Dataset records
━━━━━━━━━━━━━━━━━━━━━━━━━━━━━━

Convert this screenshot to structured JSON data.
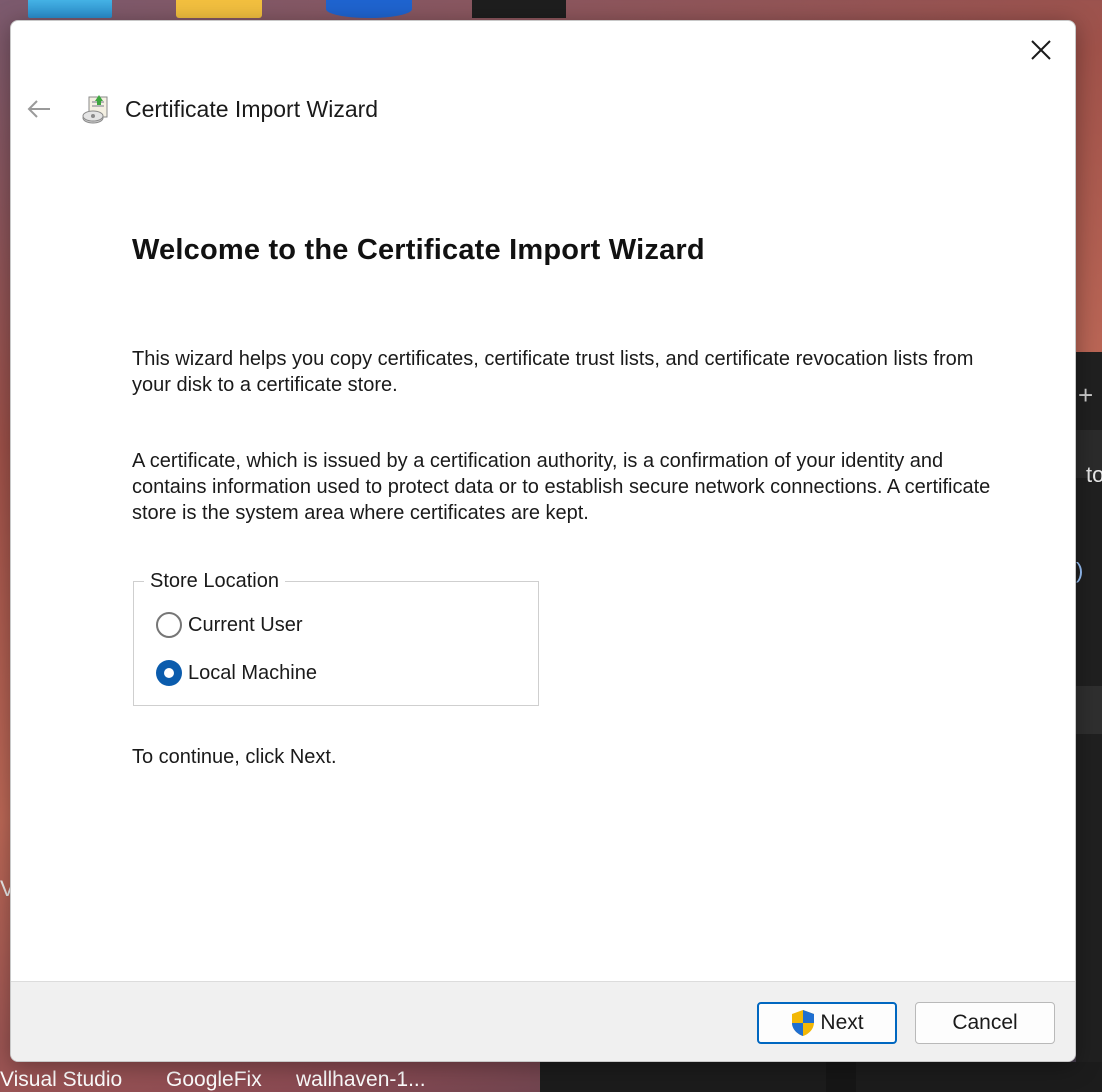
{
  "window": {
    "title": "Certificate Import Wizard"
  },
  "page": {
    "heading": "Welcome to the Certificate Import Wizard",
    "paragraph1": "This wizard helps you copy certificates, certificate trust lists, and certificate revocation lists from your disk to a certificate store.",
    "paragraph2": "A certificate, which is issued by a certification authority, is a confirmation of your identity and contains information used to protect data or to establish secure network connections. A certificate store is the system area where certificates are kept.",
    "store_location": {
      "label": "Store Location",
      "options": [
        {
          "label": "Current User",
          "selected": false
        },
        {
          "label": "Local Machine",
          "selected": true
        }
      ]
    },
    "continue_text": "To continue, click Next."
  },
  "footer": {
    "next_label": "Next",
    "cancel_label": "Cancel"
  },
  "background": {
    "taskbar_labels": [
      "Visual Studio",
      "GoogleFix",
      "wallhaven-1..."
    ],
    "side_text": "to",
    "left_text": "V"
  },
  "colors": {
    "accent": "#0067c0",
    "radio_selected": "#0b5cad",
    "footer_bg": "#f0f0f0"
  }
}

━━━━━━━━━━━━━━━━━━━━━━━━━━━━━━

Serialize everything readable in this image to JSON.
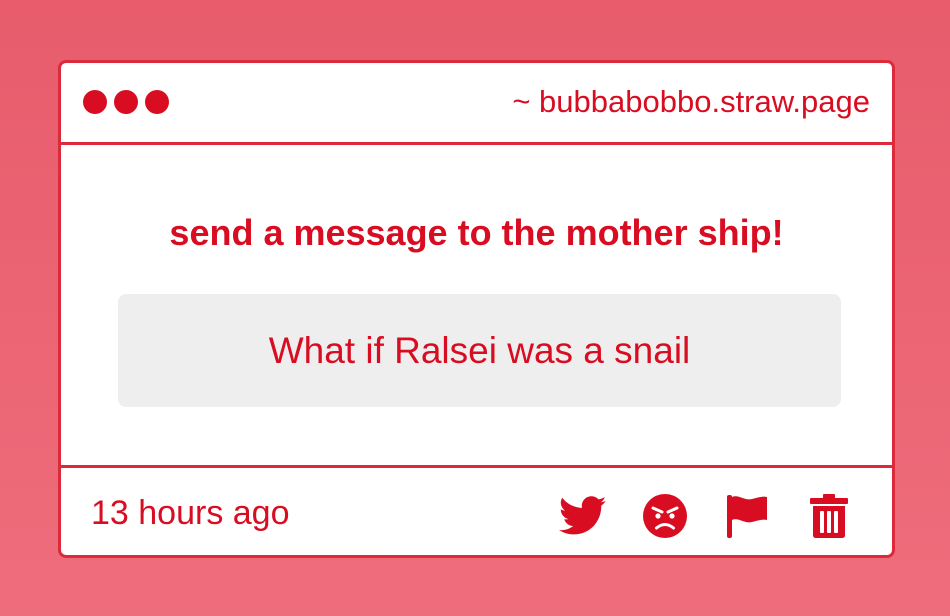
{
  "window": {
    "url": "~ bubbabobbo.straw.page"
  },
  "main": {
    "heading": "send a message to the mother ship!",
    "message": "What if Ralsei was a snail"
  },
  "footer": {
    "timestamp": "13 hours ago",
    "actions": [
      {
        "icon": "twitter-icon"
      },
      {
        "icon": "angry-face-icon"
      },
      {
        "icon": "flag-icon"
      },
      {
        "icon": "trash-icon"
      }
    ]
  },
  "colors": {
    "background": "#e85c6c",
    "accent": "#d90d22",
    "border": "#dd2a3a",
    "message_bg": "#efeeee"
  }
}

━━━━━━━━━━━━━━━━━━━━━━━━━━━━━━

Pull out every line of the records that includes the string "JSON".

◆ **RESPONSE TO THIS TASK**
Convert this screenshot to structured JSON data.
Serialize everything readable in this image to JSON.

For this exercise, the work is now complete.